Material for the task ::

######

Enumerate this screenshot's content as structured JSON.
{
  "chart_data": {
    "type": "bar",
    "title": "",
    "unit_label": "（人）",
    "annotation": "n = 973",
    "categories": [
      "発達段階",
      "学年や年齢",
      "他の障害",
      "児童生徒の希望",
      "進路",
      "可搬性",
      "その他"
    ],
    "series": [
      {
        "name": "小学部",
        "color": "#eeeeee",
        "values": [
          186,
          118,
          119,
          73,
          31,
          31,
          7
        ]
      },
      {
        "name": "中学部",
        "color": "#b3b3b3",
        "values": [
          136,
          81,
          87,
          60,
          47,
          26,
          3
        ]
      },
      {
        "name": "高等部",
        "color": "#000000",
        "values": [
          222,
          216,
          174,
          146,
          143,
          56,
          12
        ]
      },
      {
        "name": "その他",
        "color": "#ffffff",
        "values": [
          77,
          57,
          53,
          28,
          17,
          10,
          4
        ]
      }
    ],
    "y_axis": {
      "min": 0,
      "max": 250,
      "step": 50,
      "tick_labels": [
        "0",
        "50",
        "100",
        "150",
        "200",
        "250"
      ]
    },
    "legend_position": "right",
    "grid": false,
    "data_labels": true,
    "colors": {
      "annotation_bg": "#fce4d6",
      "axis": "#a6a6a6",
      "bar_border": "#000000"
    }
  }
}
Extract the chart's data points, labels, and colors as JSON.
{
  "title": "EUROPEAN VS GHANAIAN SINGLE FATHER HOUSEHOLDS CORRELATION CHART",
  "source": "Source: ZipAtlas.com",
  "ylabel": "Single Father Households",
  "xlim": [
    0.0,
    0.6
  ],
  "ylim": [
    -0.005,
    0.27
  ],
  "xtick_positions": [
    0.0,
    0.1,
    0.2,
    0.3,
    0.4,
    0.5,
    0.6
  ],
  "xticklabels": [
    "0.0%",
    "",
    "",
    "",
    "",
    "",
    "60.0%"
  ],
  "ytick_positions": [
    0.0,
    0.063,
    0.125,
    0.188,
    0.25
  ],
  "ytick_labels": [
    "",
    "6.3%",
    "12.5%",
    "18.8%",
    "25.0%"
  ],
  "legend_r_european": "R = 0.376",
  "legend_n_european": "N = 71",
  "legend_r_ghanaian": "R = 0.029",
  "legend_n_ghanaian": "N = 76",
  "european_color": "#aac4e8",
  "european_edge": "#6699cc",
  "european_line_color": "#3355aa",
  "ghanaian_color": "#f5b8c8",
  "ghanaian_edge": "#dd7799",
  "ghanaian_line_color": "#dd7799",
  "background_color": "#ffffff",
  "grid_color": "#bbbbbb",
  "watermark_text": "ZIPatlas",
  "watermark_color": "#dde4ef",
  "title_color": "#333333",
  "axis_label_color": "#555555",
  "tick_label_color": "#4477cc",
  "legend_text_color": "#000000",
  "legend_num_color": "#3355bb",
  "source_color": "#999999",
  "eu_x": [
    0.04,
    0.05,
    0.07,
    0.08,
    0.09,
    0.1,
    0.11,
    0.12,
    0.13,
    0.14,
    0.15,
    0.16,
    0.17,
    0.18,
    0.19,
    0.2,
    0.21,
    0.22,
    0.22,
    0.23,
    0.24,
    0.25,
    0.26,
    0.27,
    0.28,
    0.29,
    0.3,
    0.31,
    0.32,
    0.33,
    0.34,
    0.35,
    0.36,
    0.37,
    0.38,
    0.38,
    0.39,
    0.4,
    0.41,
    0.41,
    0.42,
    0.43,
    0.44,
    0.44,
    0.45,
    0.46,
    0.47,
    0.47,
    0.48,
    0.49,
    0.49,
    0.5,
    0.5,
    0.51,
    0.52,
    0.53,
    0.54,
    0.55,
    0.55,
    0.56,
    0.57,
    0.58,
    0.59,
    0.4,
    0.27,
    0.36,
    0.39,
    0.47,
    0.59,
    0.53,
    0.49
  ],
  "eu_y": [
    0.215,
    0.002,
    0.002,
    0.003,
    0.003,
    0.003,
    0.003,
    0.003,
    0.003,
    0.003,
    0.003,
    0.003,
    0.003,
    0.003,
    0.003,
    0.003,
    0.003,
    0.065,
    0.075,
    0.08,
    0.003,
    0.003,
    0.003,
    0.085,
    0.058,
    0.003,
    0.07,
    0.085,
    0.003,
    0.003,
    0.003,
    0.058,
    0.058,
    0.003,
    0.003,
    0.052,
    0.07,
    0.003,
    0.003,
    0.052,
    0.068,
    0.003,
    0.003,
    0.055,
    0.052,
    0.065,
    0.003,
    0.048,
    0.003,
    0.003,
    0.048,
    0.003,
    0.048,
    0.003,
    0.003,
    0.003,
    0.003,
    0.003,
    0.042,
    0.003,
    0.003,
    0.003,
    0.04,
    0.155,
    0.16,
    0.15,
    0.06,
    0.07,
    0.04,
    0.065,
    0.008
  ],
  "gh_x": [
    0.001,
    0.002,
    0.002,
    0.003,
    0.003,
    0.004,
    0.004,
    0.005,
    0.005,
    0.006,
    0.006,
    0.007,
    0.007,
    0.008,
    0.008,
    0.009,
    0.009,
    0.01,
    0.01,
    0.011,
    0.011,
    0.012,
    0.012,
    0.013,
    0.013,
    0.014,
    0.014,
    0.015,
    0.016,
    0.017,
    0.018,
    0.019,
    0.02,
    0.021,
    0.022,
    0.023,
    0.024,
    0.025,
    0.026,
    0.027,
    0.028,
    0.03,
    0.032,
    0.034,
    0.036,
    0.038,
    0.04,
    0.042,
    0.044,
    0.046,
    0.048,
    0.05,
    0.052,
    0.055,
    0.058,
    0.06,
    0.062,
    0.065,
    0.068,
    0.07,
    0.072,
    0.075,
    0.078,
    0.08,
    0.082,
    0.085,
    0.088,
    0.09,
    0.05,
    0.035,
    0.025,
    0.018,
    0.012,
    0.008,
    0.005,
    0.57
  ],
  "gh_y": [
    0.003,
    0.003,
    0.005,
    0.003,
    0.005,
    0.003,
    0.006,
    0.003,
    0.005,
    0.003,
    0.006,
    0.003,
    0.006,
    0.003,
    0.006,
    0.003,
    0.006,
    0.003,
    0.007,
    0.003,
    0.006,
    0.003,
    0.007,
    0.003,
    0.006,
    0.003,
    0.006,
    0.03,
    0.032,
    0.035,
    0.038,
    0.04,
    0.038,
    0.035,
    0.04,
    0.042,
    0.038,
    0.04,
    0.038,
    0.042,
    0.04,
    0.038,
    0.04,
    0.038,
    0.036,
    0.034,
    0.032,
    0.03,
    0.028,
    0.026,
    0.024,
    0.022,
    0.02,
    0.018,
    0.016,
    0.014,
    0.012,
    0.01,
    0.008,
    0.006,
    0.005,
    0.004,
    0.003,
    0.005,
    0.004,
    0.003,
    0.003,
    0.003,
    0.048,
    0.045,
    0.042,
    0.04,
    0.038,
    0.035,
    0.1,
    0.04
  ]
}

######

Given problem :: Nothing in the data may differ; print all of it exactly as written.

The result ::
Enumerate this screenshot's content as structured JSON.
{
  "chart_data": {
    "type": "bar",
    "title": "",
    "unit_label": "（人）",
    "annotation": "n = 973",
    "categories": [
      "発達段階",
      "学年や年齢",
      "他の障害",
      "児童生徒の希望",
      "進路",
      "可搬性",
      "その他"
    ],
    "series": [
      {
        "name": "小学部",
        "color": "#eeeeee",
        "values": [
          186,
          118,
          119,
          73,
          31,
          31,
          7
        ]
      },
      {
        "name": "中学部",
        "color": "#b3b3b3",
        "values": [
          136,
          81,
          87,
          60,
          47,
          26,
          3
        ]
      },
      {
        "name": "高等部",
        "color": "#000000",
        "values": [
          222,
          216,
          174,
          146,
          143,
          56,
          12
        ]
      },
      {
        "name": "その他",
        "color": "#ffffff",
        "values": [
          77,
          57,
          53,
          28,
          17,
          10,
          4
        ]
      }
    ],
    "y_axis": {
      "min": 0,
      "max": 250,
      "step": 50,
      "tick_labels": [
        "0",
        "50",
        "100",
        "150",
        "200",
        "250"
      ]
    },
    "legend_position": "right",
    "grid": false,
    "data_labels": true,
    "colors": {
      "annotation_bg": "#fce4d6",
      "axis": "#a6a6a6",
      "bar_border": "#000000"
    }
  }
}
Extract the chart's data points, labels, and colors as JSON.
{
  "title": "EUROPEAN VS GHANAIAN SINGLE FATHER HOUSEHOLDS CORRELATION CHART",
  "source": "Source: ZipAtlas.com",
  "ylabel": "Single Father Households",
  "xlim": [
    0.0,
    0.6
  ],
  "ylim": [
    -0.005,
    0.27
  ],
  "xtick_positions": [
    0.0,
    0.1,
    0.2,
    0.3,
    0.4,
    0.5,
    0.6
  ],
  "xticklabels": [
    "0.0%",
    "",
    "",
    "",
    "",
    "",
    "60.0%"
  ],
  "ytick_positions": [
    0.0,
    0.063,
    0.125,
    0.188,
    0.25
  ],
  "ytick_labels": [
    "",
    "6.3%",
    "12.5%",
    "18.8%",
    "25.0%"
  ],
  "legend_r_european": "R = 0.376",
  "legend_n_european": "N = 71",
  "legend_r_ghanaian": "R = 0.029",
  "legend_n_ghanaian": "N = 76",
  "european_color": "#aac4e8",
  "european_edge": "#6699cc",
  "european_line_color": "#3355aa",
  "ghanaian_color": "#f5b8c8",
  "ghanaian_edge": "#dd7799",
  "ghanaian_line_color": "#dd7799",
  "background_color": "#ffffff",
  "grid_color": "#bbbbbb",
  "watermark_text": "ZIPatlas",
  "watermark_color": "#dde4ef",
  "title_color": "#333333",
  "axis_label_color": "#555555",
  "tick_label_color": "#4477cc",
  "legend_text_color": "#000000",
  "legend_num_color": "#3355bb",
  "source_color": "#999999",
  "eu_x": [
    0.04,
    0.05,
    0.07,
    0.08,
    0.09,
    0.1,
    0.11,
    0.12,
    0.13,
    0.14,
    0.15,
    0.16,
    0.17,
    0.18,
    0.19,
    0.2,
    0.21,
    0.22,
    0.22,
    0.23,
    0.24,
    0.25,
    0.26,
    0.27,
    0.28,
    0.29,
    0.3,
    0.31,
    0.32,
    0.33,
    0.34,
    0.35,
    0.36,
    0.37,
    0.38,
    0.38,
    0.39,
    0.4,
    0.41,
    0.41,
    0.42,
    0.43,
    0.44,
    0.44,
    0.45,
    0.46,
    0.47,
    0.47,
    0.48,
    0.49,
    0.49,
    0.5,
    0.5,
    0.51,
    0.52,
    0.53,
    0.54,
    0.55,
    0.55,
    0.56,
    0.57,
    0.58,
    0.59,
    0.4,
    0.27,
    0.36,
    0.39,
    0.47,
    0.59,
    0.53,
    0.49
  ],
  "eu_y": [
    0.215,
    0.002,
    0.002,
    0.003,
    0.003,
    0.003,
    0.003,
    0.003,
    0.003,
    0.003,
    0.003,
    0.003,
    0.003,
    0.003,
    0.003,
    0.003,
    0.003,
    0.065,
    0.075,
    0.08,
    0.003,
    0.003,
    0.003,
    0.085,
    0.058,
    0.003,
    0.07,
    0.085,
    0.003,
    0.003,
    0.003,
    0.058,
    0.058,
    0.003,
    0.003,
    0.052,
    0.07,
    0.003,
    0.003,
    0.052,
    0.068,
    0.003,
    0.003,
    0.055,
    0.052,
    0.065,
    0.003,
    0.048,
    0.003,
    0.003,
    0.048,
    0.003,
    0.048,
    0.003,
    0.003,
    0.003,
    0.003,
    0.003,
    0.042,
    0.003,
    0.003,
    0.003,
    0.04,
    0.155,
    0.16,
    0.15,
    0.06,
    0.07,
    0.04,
    0.065,
    0.008
  ],
  "gh_x": [
    0.001,
    0.002,
    0.002,
    0.003,
    0.003,
    0.004,
    0.004,
    0.005,
    0.005,
    0.006,
    0.006,
    0.007,
    0.007,
    0.008,
    0.008,
    0.009,
    0.009,
    0.01,
    0.01,
    0.011,
    0.011,
    0.012,
    0.012,
    0.013,
    0.013,
    0.014,
    0.014,
    0.015,
    0.016,
    0.017,
    0.018,
    0.019,
    0.02,
    0.021,
    0.022,
    0.023,
    0.024,
    0.025,
    0.026,
    0.027,
    0.028,
    0.03,
    0.032,
    0.034,
    0.036,
    0.038,
    0.04,
    0.042,
    0.044,
    0.046,
    0.048,
    0.05,
    0.052,
    0.055,
    0.058,
    0.06,
    0.062,
    0.065,
    0.068,
    0.07,
    0.072,
    0.075,
    0.078,
    0.08,
    0.082,
    0.085,
    0.088,
    0.09,
    0.05,
    0.035,
    0.025,
    0.018,
    0.012,
    0.008,
    0.005,
    0.57
  ],
  "gh_y": [
    0.003,
    0.003,
    0.005,
    0.003,
    0.005,
    0.003,
    0.006,
    0.003,
    0.005,
    0.003,
    0.006,
    0.003,
    0.006,
    0.003,
    0.006,
    0.003,
    0.006,
    0.003,
    0.007,
    0.003,
    0.006,
    0.003,
    0.007,
    0.003,
    0.006,
    0.003,
    0.006,
    0.03,
    0.032,
    0.035,
    0.038,
    0.04,
    0.038,
    0.035,
    0.04,
    0.042,
    0.038,
    0.04,
    0.038,
    0.042,
    0.04,
    0.038,
    0.04,
    0.038,
    0.036,
    0.034,
    0.032,
    0.03,
    0.028,
    0.026,
    0.024,
    0.022,
    0.02,
    0.018,
    0.016,
    0.014,
    0.012,
    0.01,
    0.008,
    0.006,
    0.005,
    0.004,
    0.003,
    0.005,
    0.004,
    0.003,
    0.003,
    0.003,
    0.048,
    0.045,
    0.042,
    0.04,
    0.038,
    0.035,
    0.1,
    0.04
  ]
}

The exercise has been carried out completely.